In the data below, find each line containing the string "thumb" and return it.
══ Extracted entries
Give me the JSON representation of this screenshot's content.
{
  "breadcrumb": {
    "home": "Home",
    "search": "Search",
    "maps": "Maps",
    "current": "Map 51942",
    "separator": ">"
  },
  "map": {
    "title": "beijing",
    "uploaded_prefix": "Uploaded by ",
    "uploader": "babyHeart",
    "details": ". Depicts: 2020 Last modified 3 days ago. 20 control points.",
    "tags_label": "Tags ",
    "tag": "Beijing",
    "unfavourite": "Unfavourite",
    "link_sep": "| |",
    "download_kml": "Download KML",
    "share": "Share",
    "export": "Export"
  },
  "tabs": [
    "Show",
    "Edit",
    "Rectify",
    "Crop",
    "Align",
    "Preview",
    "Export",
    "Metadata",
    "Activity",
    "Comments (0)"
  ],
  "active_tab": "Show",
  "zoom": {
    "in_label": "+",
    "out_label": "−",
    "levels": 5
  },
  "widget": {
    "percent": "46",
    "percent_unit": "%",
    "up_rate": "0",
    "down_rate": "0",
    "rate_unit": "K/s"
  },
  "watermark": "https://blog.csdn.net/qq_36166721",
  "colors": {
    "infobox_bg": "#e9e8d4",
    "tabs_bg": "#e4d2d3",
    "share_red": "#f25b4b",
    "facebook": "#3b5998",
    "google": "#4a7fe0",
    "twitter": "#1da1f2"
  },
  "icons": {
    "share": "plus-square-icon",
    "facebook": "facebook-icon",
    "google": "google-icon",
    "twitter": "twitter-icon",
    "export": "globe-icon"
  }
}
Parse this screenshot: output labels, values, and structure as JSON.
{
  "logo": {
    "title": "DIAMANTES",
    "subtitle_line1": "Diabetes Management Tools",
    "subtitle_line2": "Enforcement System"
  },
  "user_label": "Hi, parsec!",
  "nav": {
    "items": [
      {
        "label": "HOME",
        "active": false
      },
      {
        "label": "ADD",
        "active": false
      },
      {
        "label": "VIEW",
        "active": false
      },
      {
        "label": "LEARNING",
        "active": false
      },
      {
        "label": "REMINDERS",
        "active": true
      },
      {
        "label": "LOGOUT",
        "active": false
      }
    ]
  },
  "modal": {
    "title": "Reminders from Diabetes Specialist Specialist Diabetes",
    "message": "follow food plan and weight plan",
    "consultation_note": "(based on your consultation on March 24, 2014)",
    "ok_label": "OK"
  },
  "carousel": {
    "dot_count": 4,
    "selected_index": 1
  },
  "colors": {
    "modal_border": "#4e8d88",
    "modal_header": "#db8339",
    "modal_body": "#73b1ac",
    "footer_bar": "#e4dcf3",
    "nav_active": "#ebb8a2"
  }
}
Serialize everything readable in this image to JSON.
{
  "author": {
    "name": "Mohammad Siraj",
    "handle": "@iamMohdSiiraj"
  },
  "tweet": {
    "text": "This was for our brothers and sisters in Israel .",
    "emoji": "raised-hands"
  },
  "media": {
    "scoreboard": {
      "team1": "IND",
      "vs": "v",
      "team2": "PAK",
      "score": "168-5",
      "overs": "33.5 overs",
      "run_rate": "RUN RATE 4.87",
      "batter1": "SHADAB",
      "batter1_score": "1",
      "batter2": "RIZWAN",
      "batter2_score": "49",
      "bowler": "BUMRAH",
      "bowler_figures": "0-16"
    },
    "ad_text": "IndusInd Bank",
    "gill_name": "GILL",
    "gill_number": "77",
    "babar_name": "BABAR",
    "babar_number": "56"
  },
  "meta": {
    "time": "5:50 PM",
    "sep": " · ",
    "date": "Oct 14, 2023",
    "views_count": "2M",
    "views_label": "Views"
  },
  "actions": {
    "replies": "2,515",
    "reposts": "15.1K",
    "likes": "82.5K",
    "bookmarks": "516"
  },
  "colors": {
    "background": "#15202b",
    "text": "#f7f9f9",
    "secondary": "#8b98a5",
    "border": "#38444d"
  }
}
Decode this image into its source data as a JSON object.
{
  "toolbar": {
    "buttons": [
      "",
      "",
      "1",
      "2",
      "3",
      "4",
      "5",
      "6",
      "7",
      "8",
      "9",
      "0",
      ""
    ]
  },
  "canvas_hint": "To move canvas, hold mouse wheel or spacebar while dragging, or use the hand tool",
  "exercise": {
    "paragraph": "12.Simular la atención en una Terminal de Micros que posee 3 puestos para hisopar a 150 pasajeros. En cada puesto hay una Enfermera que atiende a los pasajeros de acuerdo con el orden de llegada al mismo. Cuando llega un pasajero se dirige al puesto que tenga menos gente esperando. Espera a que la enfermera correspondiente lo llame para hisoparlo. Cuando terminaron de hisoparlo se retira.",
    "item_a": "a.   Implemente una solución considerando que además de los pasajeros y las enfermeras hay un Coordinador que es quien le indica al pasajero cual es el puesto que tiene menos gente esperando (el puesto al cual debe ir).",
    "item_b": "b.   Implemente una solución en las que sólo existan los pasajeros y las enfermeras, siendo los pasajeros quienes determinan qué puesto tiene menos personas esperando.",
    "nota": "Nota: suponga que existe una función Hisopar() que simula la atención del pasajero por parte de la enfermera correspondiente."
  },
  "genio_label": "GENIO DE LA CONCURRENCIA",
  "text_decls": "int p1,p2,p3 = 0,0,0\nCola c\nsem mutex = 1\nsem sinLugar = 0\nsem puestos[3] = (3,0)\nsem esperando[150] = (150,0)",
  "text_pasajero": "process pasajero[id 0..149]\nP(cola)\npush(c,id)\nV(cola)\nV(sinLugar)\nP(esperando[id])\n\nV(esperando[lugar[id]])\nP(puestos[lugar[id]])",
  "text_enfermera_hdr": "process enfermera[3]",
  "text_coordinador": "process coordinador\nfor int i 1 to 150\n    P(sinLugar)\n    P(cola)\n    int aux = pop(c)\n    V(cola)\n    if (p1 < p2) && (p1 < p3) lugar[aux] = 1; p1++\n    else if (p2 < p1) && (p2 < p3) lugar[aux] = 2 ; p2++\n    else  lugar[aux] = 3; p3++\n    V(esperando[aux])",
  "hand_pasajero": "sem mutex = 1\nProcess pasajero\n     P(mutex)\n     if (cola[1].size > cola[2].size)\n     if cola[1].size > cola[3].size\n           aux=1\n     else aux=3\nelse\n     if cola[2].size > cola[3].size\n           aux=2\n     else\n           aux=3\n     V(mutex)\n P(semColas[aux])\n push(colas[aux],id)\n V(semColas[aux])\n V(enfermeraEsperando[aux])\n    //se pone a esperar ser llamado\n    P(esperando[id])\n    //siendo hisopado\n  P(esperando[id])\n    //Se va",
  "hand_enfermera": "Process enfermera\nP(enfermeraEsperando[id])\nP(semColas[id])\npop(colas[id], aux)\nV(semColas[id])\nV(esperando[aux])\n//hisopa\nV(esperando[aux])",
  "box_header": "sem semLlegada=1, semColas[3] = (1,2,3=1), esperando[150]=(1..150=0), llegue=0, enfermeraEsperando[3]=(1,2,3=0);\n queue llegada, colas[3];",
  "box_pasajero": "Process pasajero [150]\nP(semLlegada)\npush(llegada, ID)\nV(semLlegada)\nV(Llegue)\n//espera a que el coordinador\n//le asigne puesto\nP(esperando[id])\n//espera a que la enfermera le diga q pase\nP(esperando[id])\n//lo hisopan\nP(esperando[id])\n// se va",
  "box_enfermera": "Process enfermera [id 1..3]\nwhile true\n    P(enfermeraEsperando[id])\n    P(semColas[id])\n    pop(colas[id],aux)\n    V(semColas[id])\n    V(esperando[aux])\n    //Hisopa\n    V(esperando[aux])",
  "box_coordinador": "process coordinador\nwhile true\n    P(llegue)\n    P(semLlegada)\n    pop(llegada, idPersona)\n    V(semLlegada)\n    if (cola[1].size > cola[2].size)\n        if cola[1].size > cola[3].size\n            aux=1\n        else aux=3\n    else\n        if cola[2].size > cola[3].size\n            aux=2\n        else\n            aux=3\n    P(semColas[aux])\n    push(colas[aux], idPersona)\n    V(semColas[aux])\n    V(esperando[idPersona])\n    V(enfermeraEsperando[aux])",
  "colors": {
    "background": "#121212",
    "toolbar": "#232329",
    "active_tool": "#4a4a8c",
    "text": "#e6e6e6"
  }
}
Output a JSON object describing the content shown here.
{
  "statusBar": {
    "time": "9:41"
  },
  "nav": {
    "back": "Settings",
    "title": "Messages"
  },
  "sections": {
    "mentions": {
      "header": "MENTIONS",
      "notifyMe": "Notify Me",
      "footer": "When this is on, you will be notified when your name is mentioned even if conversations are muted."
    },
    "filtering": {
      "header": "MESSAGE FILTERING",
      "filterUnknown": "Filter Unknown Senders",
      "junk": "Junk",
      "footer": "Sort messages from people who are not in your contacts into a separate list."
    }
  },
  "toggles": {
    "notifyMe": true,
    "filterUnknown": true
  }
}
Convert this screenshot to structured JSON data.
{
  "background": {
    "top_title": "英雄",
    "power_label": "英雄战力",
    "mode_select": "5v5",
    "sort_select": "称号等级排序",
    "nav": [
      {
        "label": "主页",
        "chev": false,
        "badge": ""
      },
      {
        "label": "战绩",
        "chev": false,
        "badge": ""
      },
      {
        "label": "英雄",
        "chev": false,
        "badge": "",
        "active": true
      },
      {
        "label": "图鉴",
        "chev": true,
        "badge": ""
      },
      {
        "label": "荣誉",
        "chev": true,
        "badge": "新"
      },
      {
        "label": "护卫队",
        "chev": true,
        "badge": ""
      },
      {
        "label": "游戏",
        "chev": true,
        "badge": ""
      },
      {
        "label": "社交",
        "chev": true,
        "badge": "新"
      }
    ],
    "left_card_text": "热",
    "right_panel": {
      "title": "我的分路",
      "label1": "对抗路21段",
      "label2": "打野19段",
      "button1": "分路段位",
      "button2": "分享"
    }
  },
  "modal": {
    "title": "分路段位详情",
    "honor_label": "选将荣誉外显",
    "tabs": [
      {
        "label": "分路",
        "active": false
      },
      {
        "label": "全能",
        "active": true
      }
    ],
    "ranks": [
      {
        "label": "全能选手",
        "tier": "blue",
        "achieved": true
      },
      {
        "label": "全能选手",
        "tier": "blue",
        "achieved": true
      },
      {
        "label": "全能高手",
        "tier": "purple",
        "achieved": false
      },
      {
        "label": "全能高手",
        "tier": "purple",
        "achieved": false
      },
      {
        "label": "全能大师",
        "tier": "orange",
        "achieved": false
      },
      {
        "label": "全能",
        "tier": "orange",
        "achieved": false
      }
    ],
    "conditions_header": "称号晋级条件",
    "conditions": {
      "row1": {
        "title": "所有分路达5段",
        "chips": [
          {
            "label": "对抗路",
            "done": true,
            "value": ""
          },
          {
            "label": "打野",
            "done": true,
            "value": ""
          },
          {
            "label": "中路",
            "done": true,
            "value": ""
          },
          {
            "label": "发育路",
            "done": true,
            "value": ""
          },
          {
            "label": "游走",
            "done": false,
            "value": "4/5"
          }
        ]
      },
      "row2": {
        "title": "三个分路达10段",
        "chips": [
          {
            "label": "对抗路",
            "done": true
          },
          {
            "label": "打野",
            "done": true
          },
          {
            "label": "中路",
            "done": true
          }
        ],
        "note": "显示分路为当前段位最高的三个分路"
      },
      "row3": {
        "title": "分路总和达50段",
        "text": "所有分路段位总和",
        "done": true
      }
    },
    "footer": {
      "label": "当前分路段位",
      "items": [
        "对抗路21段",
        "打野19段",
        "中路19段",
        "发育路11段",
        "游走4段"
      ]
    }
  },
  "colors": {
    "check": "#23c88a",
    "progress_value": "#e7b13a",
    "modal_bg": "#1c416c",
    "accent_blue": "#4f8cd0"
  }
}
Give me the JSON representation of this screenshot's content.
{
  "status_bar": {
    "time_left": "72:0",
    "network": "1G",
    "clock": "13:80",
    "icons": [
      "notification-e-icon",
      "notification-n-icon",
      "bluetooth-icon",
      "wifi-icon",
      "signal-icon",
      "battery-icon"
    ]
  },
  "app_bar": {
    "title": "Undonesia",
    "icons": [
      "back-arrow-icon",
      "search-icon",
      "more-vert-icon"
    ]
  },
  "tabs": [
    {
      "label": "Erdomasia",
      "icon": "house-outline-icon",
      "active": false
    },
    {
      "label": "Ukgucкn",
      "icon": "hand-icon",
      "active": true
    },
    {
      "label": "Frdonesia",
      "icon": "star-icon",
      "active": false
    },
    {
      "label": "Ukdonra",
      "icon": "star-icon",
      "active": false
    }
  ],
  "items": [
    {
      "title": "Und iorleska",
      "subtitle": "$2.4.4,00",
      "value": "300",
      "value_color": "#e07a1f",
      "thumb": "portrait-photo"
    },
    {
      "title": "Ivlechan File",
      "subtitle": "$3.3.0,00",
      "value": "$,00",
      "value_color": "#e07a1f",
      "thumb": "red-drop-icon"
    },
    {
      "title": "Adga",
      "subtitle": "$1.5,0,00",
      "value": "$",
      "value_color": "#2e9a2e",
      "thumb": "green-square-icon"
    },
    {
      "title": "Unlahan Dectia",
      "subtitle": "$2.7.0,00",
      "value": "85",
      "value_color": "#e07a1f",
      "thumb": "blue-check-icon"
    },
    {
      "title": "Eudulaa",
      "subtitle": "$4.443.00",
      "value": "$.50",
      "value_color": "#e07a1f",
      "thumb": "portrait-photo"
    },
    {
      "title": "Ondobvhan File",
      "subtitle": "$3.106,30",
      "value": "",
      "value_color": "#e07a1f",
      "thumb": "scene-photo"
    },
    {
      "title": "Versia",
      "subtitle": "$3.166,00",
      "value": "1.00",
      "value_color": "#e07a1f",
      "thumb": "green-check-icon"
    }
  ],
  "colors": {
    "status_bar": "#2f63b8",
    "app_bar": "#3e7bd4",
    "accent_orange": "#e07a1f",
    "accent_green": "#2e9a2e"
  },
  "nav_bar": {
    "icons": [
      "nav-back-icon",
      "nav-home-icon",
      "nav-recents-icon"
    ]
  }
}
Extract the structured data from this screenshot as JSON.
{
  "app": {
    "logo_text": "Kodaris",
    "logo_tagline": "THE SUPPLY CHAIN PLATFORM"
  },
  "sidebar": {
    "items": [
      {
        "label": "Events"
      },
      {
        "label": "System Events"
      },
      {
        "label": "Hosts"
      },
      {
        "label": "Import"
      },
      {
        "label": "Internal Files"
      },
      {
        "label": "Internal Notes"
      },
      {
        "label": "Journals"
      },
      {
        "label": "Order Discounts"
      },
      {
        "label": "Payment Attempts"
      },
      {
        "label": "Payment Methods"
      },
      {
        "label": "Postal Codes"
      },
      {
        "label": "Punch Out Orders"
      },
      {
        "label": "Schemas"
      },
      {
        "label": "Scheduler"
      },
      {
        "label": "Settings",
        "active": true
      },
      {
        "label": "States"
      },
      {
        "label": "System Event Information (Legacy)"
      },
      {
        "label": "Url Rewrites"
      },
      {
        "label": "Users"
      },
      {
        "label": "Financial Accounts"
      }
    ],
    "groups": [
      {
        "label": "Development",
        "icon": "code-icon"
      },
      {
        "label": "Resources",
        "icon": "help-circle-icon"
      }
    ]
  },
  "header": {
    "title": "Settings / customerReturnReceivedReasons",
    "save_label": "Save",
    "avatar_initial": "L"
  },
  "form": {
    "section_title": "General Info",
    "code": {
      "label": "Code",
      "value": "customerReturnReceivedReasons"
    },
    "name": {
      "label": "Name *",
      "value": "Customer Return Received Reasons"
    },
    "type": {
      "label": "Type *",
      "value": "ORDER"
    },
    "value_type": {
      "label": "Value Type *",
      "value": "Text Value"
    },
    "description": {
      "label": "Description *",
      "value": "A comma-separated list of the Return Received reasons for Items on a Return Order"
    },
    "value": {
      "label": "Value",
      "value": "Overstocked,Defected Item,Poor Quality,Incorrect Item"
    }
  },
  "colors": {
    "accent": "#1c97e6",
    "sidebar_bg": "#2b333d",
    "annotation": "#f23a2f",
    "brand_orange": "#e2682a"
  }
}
════
Solution to this task
      "thumb": "portrait-photo"
      "thumb": "red-drop-icon"
      "thumb": "green-square-icon"
      "thumb": "blue-check-icon"
      "thumb": "portrait-photo"
      "thumb": "scene-photo"
      "thumb": "green-check-icon"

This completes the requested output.